REQUIREMENT:
Pick out each line of the records that includes the string "Técnico", and copy it.
═════ ENTRIES
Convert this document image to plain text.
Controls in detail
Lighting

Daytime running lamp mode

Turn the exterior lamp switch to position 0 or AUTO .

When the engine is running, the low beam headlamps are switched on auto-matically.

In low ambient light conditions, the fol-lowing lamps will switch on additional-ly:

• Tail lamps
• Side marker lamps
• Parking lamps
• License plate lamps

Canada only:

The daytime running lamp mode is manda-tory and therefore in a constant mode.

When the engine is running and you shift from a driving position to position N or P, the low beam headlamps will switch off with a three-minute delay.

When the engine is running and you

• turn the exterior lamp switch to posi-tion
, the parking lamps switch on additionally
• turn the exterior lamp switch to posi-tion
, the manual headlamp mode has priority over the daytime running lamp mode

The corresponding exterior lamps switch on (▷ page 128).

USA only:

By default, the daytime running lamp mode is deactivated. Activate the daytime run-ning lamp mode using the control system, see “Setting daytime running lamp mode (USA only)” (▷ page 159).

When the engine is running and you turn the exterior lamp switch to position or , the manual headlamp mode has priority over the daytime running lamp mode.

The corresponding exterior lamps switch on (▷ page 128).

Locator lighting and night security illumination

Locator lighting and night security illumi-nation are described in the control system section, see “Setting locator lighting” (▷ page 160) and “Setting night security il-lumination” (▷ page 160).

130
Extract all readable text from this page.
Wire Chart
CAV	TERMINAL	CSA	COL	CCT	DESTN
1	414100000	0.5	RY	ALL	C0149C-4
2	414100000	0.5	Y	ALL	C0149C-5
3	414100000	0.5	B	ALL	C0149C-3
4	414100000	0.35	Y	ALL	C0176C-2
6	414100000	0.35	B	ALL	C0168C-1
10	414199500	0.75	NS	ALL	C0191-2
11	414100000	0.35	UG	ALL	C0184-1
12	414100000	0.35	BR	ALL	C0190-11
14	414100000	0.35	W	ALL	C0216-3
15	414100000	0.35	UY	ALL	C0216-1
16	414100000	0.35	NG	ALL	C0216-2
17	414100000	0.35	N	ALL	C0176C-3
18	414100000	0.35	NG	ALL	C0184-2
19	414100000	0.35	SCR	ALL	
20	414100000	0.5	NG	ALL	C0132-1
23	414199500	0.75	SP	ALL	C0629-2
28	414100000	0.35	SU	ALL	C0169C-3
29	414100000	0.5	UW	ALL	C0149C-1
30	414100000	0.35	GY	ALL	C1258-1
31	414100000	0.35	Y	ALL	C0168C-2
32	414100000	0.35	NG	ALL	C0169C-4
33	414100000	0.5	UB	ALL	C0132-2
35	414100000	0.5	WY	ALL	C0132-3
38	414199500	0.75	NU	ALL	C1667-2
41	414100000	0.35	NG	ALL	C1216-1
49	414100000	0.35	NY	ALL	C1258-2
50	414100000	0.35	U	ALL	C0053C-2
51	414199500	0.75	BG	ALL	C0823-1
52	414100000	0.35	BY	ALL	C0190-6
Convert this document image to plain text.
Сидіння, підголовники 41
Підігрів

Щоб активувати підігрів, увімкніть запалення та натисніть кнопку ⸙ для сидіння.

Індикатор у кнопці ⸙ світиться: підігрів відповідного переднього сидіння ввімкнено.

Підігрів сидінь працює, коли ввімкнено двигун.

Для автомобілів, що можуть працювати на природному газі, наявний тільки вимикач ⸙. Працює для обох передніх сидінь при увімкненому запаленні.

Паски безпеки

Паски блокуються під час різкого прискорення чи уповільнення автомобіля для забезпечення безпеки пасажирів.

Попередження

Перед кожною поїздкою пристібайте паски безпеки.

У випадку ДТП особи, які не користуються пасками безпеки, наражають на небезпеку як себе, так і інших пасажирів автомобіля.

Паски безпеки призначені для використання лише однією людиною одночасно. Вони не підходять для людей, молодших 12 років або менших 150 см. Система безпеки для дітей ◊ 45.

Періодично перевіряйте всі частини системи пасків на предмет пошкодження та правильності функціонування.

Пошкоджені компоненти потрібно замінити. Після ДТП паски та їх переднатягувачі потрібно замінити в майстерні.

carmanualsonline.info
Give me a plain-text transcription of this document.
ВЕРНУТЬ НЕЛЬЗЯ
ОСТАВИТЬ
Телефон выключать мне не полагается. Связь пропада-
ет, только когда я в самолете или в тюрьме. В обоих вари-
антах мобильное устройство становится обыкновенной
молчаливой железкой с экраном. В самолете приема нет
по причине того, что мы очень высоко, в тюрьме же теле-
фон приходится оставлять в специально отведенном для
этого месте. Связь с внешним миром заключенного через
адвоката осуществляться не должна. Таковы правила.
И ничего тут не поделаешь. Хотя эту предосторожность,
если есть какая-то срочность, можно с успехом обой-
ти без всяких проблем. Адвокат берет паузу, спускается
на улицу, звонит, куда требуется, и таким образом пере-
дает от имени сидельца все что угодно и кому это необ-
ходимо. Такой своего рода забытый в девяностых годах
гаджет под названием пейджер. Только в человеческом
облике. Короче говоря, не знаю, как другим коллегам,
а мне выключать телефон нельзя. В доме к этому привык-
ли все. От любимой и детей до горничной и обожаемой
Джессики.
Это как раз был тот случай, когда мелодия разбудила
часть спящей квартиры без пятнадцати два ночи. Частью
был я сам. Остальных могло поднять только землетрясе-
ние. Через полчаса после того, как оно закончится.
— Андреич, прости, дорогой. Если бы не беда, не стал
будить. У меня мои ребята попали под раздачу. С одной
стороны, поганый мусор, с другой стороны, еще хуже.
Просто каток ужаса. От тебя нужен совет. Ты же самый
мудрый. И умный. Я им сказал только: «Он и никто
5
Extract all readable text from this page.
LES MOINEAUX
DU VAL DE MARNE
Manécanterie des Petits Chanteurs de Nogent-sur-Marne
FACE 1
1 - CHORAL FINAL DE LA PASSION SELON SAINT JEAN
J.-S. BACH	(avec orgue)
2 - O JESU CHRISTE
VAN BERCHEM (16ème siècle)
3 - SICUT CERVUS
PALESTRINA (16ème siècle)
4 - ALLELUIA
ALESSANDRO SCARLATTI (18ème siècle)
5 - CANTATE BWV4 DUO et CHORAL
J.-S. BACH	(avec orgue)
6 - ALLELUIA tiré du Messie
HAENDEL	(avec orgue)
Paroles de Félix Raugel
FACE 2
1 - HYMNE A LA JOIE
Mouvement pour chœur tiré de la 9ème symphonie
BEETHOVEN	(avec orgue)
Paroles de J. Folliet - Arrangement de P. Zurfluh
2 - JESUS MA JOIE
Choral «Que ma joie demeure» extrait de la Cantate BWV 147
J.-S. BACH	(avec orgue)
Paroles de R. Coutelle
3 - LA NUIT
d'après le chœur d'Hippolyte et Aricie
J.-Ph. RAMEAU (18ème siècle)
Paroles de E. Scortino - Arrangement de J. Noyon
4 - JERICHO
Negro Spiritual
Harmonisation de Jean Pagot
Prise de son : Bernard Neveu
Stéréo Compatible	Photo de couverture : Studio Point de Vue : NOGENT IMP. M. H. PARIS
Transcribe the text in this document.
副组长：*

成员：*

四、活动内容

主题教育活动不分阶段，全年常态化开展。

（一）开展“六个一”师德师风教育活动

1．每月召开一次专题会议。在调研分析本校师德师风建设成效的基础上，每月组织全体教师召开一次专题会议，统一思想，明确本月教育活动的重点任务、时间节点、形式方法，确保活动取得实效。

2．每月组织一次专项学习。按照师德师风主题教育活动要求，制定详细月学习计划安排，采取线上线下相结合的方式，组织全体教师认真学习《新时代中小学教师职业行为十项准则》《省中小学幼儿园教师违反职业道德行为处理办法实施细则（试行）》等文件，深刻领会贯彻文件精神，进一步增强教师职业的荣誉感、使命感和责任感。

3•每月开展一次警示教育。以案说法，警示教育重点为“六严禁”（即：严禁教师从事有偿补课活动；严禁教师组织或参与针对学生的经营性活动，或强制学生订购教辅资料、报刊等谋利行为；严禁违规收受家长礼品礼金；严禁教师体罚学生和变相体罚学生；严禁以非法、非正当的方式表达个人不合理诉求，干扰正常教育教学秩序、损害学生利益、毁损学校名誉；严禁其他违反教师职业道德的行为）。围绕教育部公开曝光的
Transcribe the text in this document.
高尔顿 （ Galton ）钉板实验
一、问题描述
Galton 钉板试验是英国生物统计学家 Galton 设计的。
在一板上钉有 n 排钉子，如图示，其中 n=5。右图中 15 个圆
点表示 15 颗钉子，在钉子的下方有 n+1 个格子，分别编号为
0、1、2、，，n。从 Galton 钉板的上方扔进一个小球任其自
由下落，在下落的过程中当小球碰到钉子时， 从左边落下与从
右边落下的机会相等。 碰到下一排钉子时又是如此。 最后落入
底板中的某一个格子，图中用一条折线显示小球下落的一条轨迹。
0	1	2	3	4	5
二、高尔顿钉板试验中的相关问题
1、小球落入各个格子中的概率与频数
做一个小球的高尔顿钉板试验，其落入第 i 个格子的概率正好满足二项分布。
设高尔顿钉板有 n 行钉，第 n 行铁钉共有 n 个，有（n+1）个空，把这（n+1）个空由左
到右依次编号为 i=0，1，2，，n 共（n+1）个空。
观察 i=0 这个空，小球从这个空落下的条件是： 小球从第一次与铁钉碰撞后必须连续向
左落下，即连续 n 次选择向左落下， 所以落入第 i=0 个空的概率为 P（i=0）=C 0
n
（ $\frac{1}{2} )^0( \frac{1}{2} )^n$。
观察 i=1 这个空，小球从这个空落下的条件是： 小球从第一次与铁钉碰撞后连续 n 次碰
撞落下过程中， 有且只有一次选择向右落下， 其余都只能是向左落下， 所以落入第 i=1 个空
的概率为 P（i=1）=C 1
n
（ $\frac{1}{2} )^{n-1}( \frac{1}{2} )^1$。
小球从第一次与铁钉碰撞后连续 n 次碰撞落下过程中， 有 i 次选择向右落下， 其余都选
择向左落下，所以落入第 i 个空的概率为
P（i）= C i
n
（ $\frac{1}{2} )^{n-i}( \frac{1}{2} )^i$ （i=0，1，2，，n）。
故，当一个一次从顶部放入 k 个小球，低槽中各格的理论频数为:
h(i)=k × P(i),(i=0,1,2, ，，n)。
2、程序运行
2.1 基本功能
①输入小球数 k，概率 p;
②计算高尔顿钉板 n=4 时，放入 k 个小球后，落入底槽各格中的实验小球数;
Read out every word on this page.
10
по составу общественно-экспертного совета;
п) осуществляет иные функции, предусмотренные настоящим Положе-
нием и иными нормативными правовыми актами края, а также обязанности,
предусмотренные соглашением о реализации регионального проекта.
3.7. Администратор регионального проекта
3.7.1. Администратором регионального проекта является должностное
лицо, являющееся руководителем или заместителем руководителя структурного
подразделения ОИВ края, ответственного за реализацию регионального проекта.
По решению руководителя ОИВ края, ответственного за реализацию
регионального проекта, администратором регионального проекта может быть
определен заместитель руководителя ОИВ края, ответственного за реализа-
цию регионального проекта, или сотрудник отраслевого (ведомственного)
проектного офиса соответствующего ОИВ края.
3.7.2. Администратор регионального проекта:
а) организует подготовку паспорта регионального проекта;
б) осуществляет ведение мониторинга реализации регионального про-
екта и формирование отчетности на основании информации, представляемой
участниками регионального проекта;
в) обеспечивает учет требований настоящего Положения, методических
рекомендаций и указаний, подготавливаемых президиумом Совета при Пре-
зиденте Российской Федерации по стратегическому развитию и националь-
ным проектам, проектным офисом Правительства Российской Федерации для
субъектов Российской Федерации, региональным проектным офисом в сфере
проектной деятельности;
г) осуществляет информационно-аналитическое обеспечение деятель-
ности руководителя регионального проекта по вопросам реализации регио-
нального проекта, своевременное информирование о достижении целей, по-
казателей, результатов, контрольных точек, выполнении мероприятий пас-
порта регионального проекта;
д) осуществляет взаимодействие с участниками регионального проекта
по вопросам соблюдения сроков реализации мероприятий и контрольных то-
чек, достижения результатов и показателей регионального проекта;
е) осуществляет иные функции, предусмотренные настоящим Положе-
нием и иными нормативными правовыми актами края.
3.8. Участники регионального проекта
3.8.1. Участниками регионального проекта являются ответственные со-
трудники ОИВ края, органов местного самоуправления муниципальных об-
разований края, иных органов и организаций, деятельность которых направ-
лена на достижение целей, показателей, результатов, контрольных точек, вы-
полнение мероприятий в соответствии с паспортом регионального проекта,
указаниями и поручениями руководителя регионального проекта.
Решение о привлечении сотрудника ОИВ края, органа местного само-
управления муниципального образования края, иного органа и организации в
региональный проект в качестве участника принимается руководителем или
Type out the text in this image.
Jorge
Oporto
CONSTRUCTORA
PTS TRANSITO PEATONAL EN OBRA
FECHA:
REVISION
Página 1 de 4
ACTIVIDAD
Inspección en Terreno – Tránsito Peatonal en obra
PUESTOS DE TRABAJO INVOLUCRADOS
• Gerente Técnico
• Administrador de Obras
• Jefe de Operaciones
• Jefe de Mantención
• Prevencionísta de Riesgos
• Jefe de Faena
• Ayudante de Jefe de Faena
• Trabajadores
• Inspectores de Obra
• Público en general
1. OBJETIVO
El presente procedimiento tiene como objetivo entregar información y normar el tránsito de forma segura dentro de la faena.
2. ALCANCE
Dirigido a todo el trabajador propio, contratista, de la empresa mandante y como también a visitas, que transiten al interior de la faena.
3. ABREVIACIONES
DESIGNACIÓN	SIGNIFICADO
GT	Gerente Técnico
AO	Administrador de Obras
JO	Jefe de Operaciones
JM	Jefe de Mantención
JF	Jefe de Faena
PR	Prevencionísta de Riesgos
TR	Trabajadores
══════════
SOLUTION BELOW:
• Gerente Técnico
GT	Gerente Técnico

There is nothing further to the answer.